Recorded data:

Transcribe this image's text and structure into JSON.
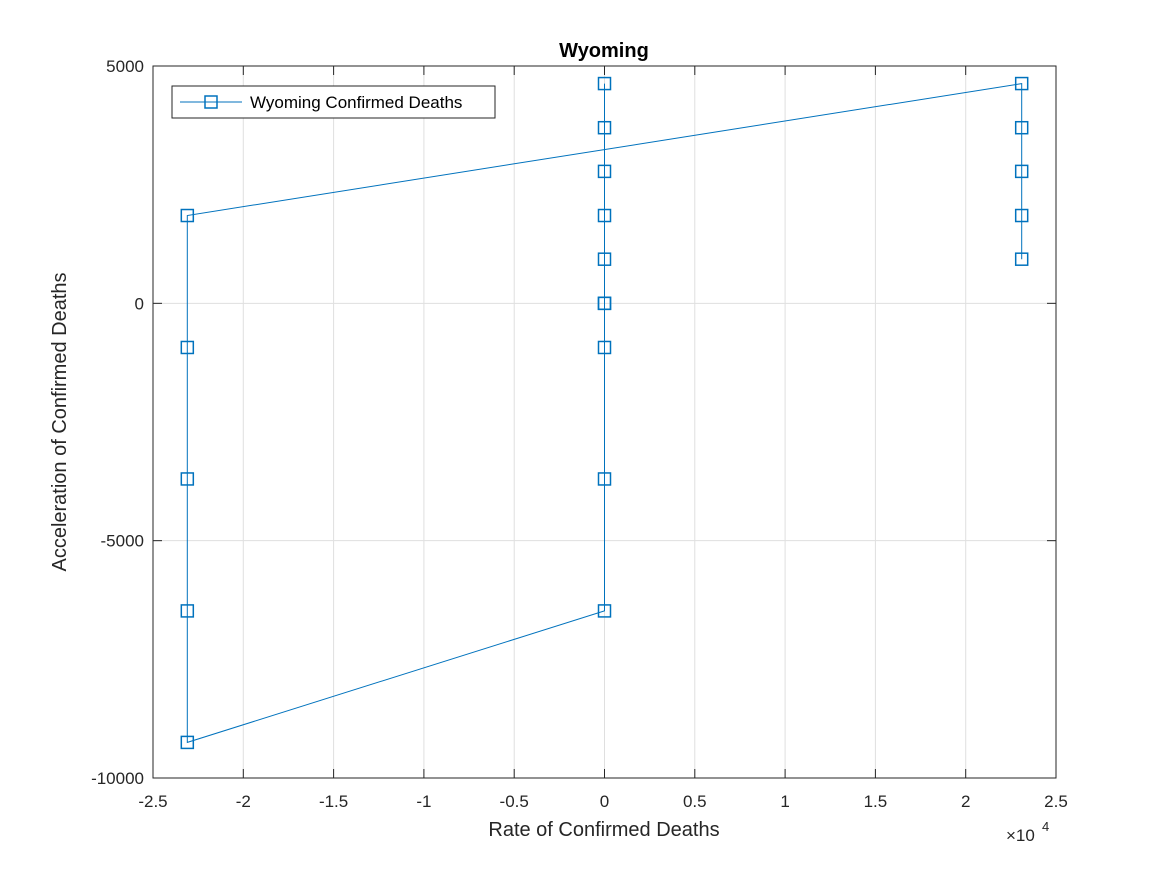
{
  "chart_data": {
    "type": "line",
    "title": "Wyoming",
    "xlabel": "Rate of Confirmed Deaths",
    "ylabel": "Acceleration of Confirmed Deaths",
    "x_exponent_base": "×10",
    "x_exponent_power": "4",
    "xlim": [
      -25000,
      25000
    ],
    "ylim": [
      -10000,
      5000
    ],
    "x_ticks": [
      -25000,
      -20000,
      -15000,
      -10000,
      -5000,
      0,
      5000,
      10000,
      15000,
      20000,
      25000
    ],
    "x_tick_labels": [
      "-2.5",
      "-2",
      "-1.5",
      "-1",
      "-0.5",
      "0",
      "0.5",
      "1",
      "1.5",
      "2",
      "2.5"
    ],
    "y_ticks": [
      -10000,
      -5000,
      0,
      5000
    ],
    "y_tick_labels": [
      "-10000",
      "-5000",
      "0",
      "5000"
    ],
    "grid": true,
    "legend_position": "top-left",
    "color": "#0072BD",
    "marker": "square",
    "series": [
      {
        "name": "Wyoming Confirmed Deaths",
        "points": [
          [
            23100,
            930
          ],
          [
            23100,
            1850
          ],
          [
            23100,
            2780
          ],
          [
            23100,
            3700
          ],
          [
            23100,
            4630
          ],
          [
            -23100,
            1850
          ],
          [
            -23100,
            -930
          ],
          [
            -23100,
            -3700
          ],
          [
            -23100,
            -6480
          ],
          [
            -23100,
            -9250
          ],
          [
            0,
            -6480
          ],
          [
            0,
            -3700
          ],
          [
            0,
            -930
          ],
          [
            0,
            0
          ],
          [
            0,
            0
          ],
          [
            0,
            930
          ],
          [
            0,
            1850
          ],
          [
            0,
            2780
          ],
          [
            0,
            3700
          ],
          [
            0,
            4630
          ]
        ]
      }
    ]
  }
}
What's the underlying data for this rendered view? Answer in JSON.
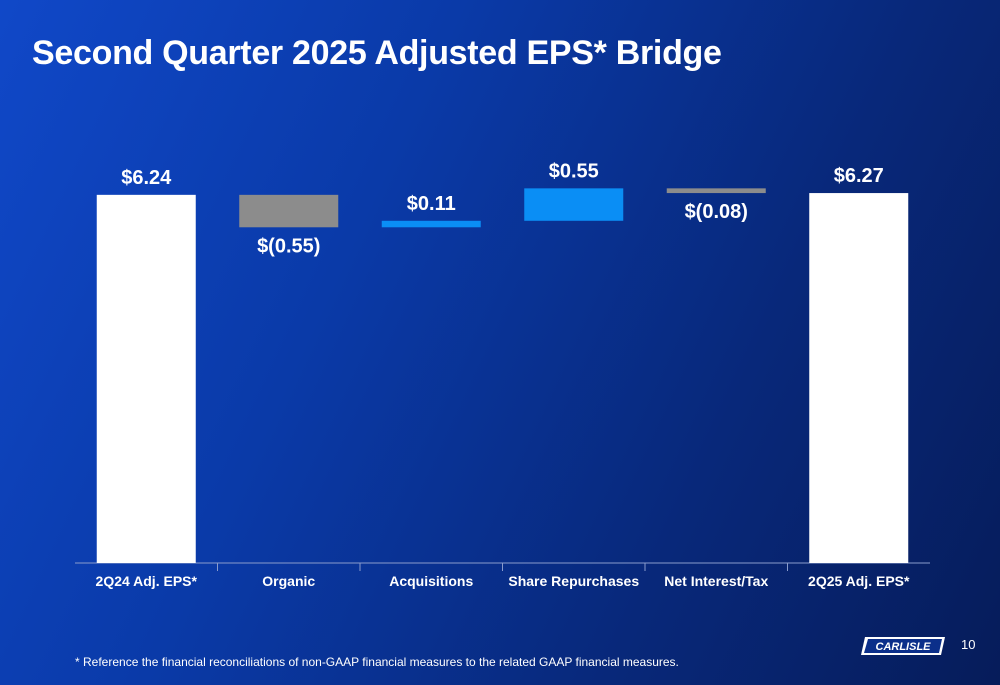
{
  "slide": {
    "title": "Second Quarter 2025 Adjusted EPS* Bridge",
    "footnote": "* Reference the financial reconciliations of non-GAAP financial measures to the related GAAP financial measures.",
    "page_number": "10",
    "logo_text": "CARLISLE"
  },
  "colors": {
    "total": "#ffffff",
    "negative": "#8c8c8c",
    "positive": "#0a8ef5",
    "text": "#ffffff",
    "axis": "#8a9ccc"
  },
  "chart_data": {
    "type": "bar",
    "subtype": "waterfall",
    "categories": [
      "2Q24 Adj. EPS*",
      "Organic",
      "Acquisitions",
      "Share Repurchases",
      "Net Interest/Tax",
      "2Q25 Adj. EPS*"
    ],
    "values": [
      6.24,
      -0.55,
      0.11,
      0.55,
      -0.08,
      6.27
    ],
    "kinds": [
      "total",
      "negative",
      "positive",
      "positive",
      "negative",
      "total"
    ],
    "data_labels": [
      "$6.24",
      "$(0.55)",
      "$0.11",
      "$0.55",
      "$(0.08)",
      "$6.27"
    ],
    "ylim": [
      0,
      6.7
    ],
    "grid": false,
    "legend": "none"
  }
}
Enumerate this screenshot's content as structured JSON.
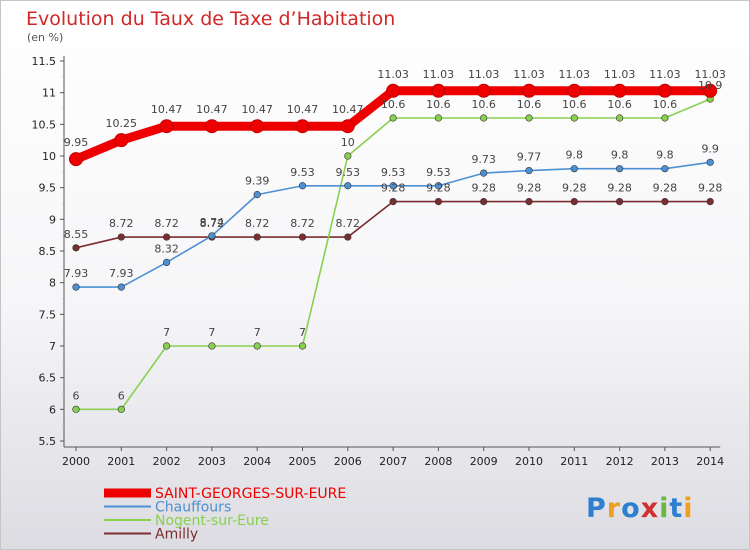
{
  "chart_data": {
    "type": "line",
    "title": "Evolution du Taux de Taxe d’Habitation",
    "subtitle": "(en %)",
    "x": [
      "2000",
      "2001",
      "2002",
      "2003",
      "2004",
      "2005",
      "2006",
      "2007",
      "2008",
      "2009",
      "2010",
      "2011",
      "2012",
      "2013",
      "2014"
    ],
    "ylim": [
      5.5,
      11.5
    ],
    "yticks": [
      "5.5",
      "6",
      "6.5",
      "7",
      "7.5",
      "8",
      "8.5",
      "9",
      "9.5",
      "10",
      "10.5",
      "11",
      "11.5"
    ],
    "grid": false,
    "legend_position": "bottom-left",
    "series": [
      {
        "name": "SAINT-GEORGES-SUR-EURE",
        "color": "#ee0000",
        "values": [
          9.95,
          10.25,
          10.47,
          10.47,
          10.47,
          10.47,
          10.47,
          11.03,
          11.03,
          11.03,
          11.03,
          11.03,
          11.03,
          11.03,
          11.03
        ],
        "labels": [
          "9.95",
          "10.25",
          "10.47",
          "10.47",
          "10.47",
          "10.47",
          "10.47",
          "11.03",
          "11.03",
          "11.03",
          "11.03",
          "11.03",
          "11.03",
          "11.03",
          "11.03"
        ]
      },
      {
        "name": "Chauffours",
        "color": "#4d90d4",
        "values": [
          7.93,
          7.93,
          8.32,
          8.74,
          9.39,
          9.53,
          9.53,
          9.53,
          9.53,
          9.73,
          9.77,
          9.8,
          9.8,
          9.8,
          9.9
        ],
        "labels": [
          "7.93",
          "7.93",
          "8.32",
          "8.74",
          "9.39",
          "9.53",
          "9.53",
          "9.53",
          "9.53",
          "9.73",
          "9.77",
          "9.8",
          "9.8",
          "9.8",
          "9.9"
        ]
      },
      {
        "name": "Nogent-sur-Eure",
        "color": "#88d050",
        "values": [
          6,
          6,
          7,
          7,
          7,
          7,
          10,
          10.6,
          10.6,
          10.6,
          10.6,
          10.6,
          10.6,
          10.6,
          10.9
        ],
        "labels": [
          "6",
          "6",
          "7",
          "7",
          "7",
          "7",
          "10",
          "10.6",
          "10.6",
          "10.6",
          "10.6",
          "10.6",
          "10.6",
          "10.6",
          "10.9"
        ]
      },
      {
        "name": "Amilly",
        "color": "#7a2e32",
        "values": [
          8.55,
          8.72,
          8.72,
          8.72,
          8.72,
          8.72,
          8.72,
          9.28,
          9.28,
          9.28,
          9.28,
          9.28,
          9.28,
          9.28,
          9.28
        ],
        "labels": [
          "8.55",
          "8.72",
          "8.72",
          "8.72",
          "8.72",
          "8.72",
          "8.72",
          "9.28",
          "9.28",
          "9.28",
          "9.28",
          "9.28",
          "9.28",
          "9.28",
          "9.28"
        ]
      }
    ]
  },
  "logo": {
    "letters": [
      "P",
      "r",
      "o",
      "x",
      "i",
      "t",
      "i"
    ],
    "colors": [
      "#2e7fd0",
      "#f0a020",
      "#2e7fd0",
      "#d03030",
      "#68b840",
      "#2e7fd0",
      "#f0a020"
    ]
  }
}
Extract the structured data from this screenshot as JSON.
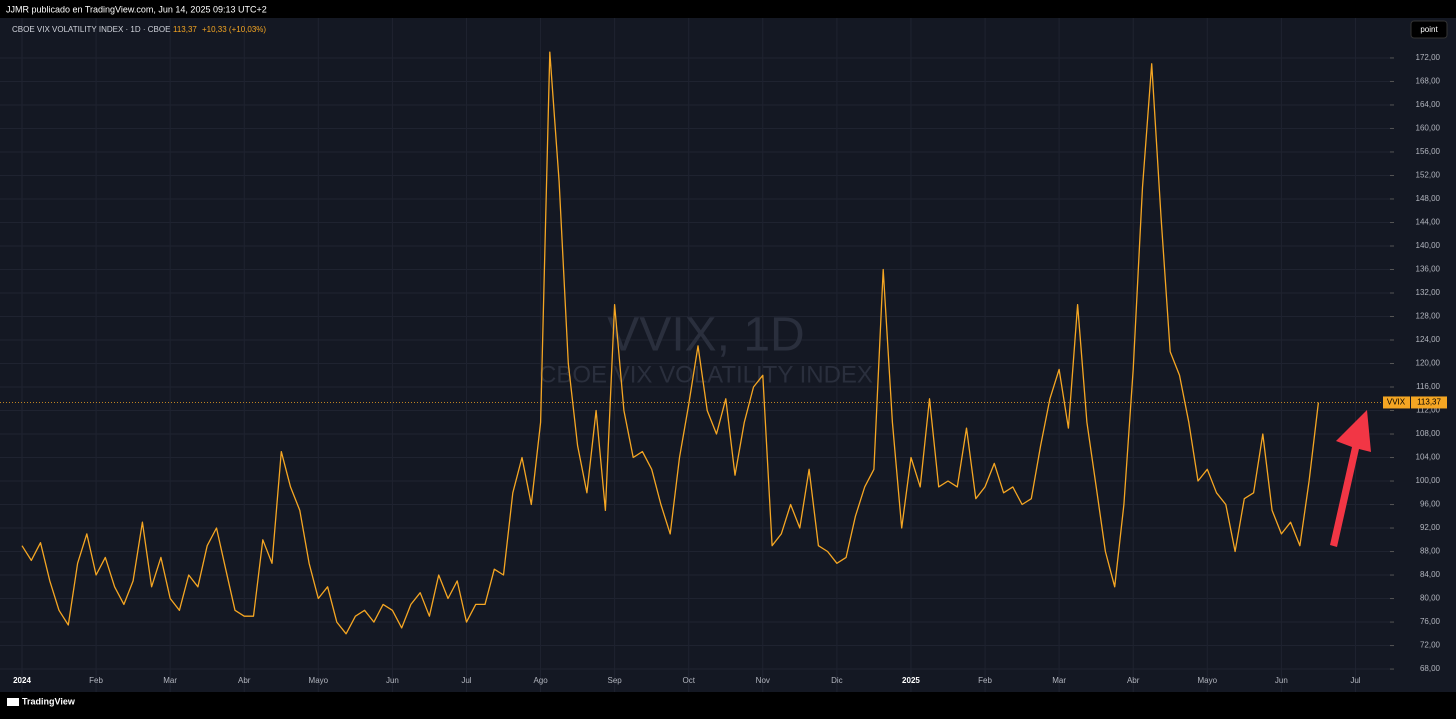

Request: Print every record above exactly as written, leaving out the pictures.

Exercise solution:
Transcribe this image's text and structure into JSON.
{
  "chart_data": {
    "type": "line",
    "title": "Wyoming",
    "xlabel": "Rate of Confirmed Deaths",
    "ylabel": "Acceleration of Confirmed Deaths",
    "x_exponent_base": "×10",
    "x_exponent_power": "4",
    "xlim": [
      -25000,
      25000
    ],
    "ylim": [
      -10000,
      5000
    ],
    "x_ticks": [
      -25000,
      -20000,
      -15000,
      -10000,
      -5000,
      0,
      5000,
      10000,
      15000,
      20000,
      25000
    ],
    "x_tick_labels": [
      "-2.5",
      "-2",
      "-1.5",
      "-1",
      "-0.5",
      "0",
      "0.5",
      "1",
      "1.5",
      "2",
      "2.5"
    ],
    "y_ticks": [
      -10000,
      -5000,
      0,
      5000
    ],
    "y_tick_labels": [
      "-10000",
      "-5000",
      "0",
      "5000"
    ],
    "grid": true,
    "legend_position": "top-left",
    "color": "#0072BD",
    "marker": "square",
    "series": [
      {
        "name": "Wyoming Confirmed Deaths",
        "points": [
          [
            23100,
            930
          ],
          [
            23100,
            1850
          ],
          [
            23100,
            2780
          ],
          [
            23100,
            3700
          ],
          [
            23100,
            4630
          ],
          [
            -23100,
            1850
          ],
          [
            -23100,
            -930
          ],
          [
            -23100,
            -3700
          ],
          [
            -23100,
            -6480
          ],
          [
            -23100,
            -9250
          ],
          [
            0,
            -6480
          ],
          [
            0,
            -3700
          ],
          [
            0,
            -930
          ],
          [
            0,
            0
          ],
          [
            0,
            0
          ],
          [
            0,
            930
          ],
          [
            0,
            1850
          ],
          [
            0,
            2780
          ],
          [
            0,
            3700
          ],
          [
            0,
            4630
          ]
        ]
      }
    ]
  }
}
What's the underlying data for this rendered view? Answer in JSON.
{
  "slide": {
    "title": "Second Quarter 2025 Adjusted EPS* Bridge",
    "footnote": "* Reference the financial reconciliations of non-GAAP financial measures to the related GAAP financial measures.",
    "page_number": "10",
    "logo_text": "CARLISLE"
  },
  "colors": {
    "total": "#ffffff",
    "negative": "#8c8c8c",
    "positive": "#0a8ef5",
    "text": "#ffffff",
    "axis": "#8a9ccc"
  },
  "chart_data": {
    "type": "bar",
    "subtype": "waterfall",
    "categories": [
      "2Q24 Adj. EPS*",
      "Organic",
      "Acquisitions",
      "Share Repurchases",
      "Net Interest/Tax",
      "2Q25 Adj. EPS*"
    ],
    "values": [
      6.24,
      -0.55,
      0.11,
      0.55,
      -0.08,
      6.27
    ],
    "kinds": [
      "total",
      "negative",
      "positive",
      "positive",
      "negative",
      "total"
    ],
    "data_labels": [
      "$6.24",
      "$(0.55)",
      "$0.11",
      "$0.55",
      "$(0.08)",
      "$6.27"
    ],
    "ylim": [
      0,
      6.7
    ],
    "grid": false,
    "legend": "none"
  }
}
Enumerate this screenshot's content as structured JSON.
{
  "chart_data": {
    "type": "line",
    "title": "Evolution du Taux de Taxe d’Habitation",
    "subtitle": "(en %)",
    "x": [
      "2000",
      "2001",
      "2002",
      "2003",
      "2004",
      "2005",
      "2006",
      "2007",
      "2008",
      "2009",
      "2010",
      "2011",
      "2012",
      "2013",
      "2014"
    ],
    "ylim": [
      5.5,
      11.5
    ],
    "yticks": [
      "5.5",
      "6",
      "6.5",
      "7",
      "7.5",
      "8",
      "8.5",
      "9",
      "9.5",
      "10",
      "10.5",
      "11",
      "11.5"
    ],
    "grid": false,
    "legend_position": "bottom-left",
    "series": [
      {
        "name": "SAINT-GEORGES-SUR-EURE",
        "color": "#ee0000",
        "values": [
          9.95,
          10.25,
          10.47,
          10.47,
          10.47,
          10.47,
          10.47,
          11.03,
          11.03,
          11.03,
          11.03,
          11.03,
          11.03,
          11.03,
          11.03
        ],
        "labels": [
          "9.95",
          "10.25",
          "10.47",
          "10.47",
          "10.47",
          "10.47",
          "10.47",
          "11.03",
          "11.03",
          "11.03",
          "11.03",
          "11.03",
          "11.03",
          "11.03",
          "11.03"
        ]
      },
      {
        "name": "Chauffours",
        "color": "#4d90d4",
        "values": [
          7.93,
          7.93,
          8.32,
          8.74,
          9.39,
          9.53,
          9.53,
          9.53,
          9.53,
          9.73,
          9.77,
          9.8,
          9.8,
          9.8,
          9.9
        ],
        "labels": [
          "7.93",
          "7.93",
          "8.32",
          "8.74",
          "9.39",
          "9.53",
          "9.53",
          "9.53",
          "9.53",
          "9.73",
          "9.77",
          "9.8",
          "9.8",
          "9.8",
          "9.9"
        ]
      },
      {
        "name": "Nogent-sur-Eure",
        "color": "#88d050",
        "values": [
          6,
          6,
          7,
          7,
          7,
          7,
          10,
          10.6,
          10.6,
          10.6,
          10.6,
          10.6,
          10.6,
          10.6,
          10.9
        ],
        "labels": [
          "6",
          "6",
          "7",
          "7",
          "7",
          "7",
          "10",
          "10.6",
          "10.6",
          "10.6",
          "10.6",
          "10.6",
          "10.6",
          "10.6",
          "10.9"
        ]
      },
      {
        "name": "Amilly",
        "color": "#7a2e32",
        "values": [
          8.55,
          8.72,
          8.72,
          8.72,
          8.72,
          8.72,
          8.72,
          9.28,
          9.28,
          9.28,
          9.28,
          9.28,
          9.28,
          9.28,
          9.28
        ],
        "labels": [
          "8.55",
          "8.72",
          "8.72",
          "8.72",
          "8.72",
          "8.72",
          "8.72",
          "9.28",
          "9.28",
          "9.28",
          "9.28",
          "9.28",
          "9.28",
          "9.28",
          "9.28"
        ]
      }
    ]
  },
  "logo": {
    "letters": [
      "P",
      "r",
      "o",
      "x",
      "i",
      "t",
      "i"
    ],
    "colors": [
      "#2e7fd0",
      "#f0a020",
      "#2e7fd0",
      "#d03030",
      "#68b840",
      "#2e7fd0",
      "#f0a020"
    ]
  }
}
Extract the structured data from this screenshot as JSON.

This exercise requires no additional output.